Figure collection entries:
++++++++

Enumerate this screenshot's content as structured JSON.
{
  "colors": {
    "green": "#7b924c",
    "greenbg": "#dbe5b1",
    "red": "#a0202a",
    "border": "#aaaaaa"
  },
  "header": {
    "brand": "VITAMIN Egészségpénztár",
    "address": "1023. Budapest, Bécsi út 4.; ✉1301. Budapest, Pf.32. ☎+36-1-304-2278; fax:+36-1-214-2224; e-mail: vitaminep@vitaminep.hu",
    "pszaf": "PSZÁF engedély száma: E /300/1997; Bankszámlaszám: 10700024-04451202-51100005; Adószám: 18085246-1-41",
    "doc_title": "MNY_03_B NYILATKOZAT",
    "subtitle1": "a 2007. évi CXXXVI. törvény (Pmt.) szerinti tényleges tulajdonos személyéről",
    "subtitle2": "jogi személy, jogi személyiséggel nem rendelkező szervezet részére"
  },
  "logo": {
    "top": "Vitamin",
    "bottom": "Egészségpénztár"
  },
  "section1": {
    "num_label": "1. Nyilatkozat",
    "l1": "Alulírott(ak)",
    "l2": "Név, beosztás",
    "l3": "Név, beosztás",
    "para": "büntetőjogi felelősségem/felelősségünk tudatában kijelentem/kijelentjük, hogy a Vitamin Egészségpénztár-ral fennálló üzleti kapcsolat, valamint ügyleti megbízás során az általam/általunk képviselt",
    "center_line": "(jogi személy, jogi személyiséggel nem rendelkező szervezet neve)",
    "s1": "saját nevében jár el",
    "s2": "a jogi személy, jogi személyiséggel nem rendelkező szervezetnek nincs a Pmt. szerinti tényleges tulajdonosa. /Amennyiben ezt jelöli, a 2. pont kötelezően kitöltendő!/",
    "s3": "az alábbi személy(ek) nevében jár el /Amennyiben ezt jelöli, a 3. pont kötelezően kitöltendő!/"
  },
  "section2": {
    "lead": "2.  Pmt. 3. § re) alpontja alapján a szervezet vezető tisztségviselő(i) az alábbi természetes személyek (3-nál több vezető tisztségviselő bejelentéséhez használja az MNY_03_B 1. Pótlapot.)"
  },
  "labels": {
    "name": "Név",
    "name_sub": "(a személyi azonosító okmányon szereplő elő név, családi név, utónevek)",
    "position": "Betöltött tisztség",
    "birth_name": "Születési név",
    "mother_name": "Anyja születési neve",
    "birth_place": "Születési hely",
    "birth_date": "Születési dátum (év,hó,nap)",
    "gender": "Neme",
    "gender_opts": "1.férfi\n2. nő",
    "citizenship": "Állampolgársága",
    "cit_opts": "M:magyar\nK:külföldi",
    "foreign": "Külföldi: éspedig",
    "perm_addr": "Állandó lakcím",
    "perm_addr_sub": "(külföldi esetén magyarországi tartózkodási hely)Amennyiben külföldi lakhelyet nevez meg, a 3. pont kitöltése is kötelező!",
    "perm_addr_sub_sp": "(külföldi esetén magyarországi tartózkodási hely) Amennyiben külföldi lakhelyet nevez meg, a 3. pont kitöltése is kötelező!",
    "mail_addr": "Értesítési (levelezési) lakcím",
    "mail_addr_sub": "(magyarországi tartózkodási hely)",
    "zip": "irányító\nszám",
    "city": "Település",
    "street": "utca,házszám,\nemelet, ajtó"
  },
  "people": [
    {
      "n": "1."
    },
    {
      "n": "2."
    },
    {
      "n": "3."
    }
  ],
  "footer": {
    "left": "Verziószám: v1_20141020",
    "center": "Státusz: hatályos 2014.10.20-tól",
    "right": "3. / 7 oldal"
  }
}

++++++++

• YOUR OBJECTIVE
Tally up the lines with the word "tartózkodási" in them, and answer with that number by itself.

• REPLY
3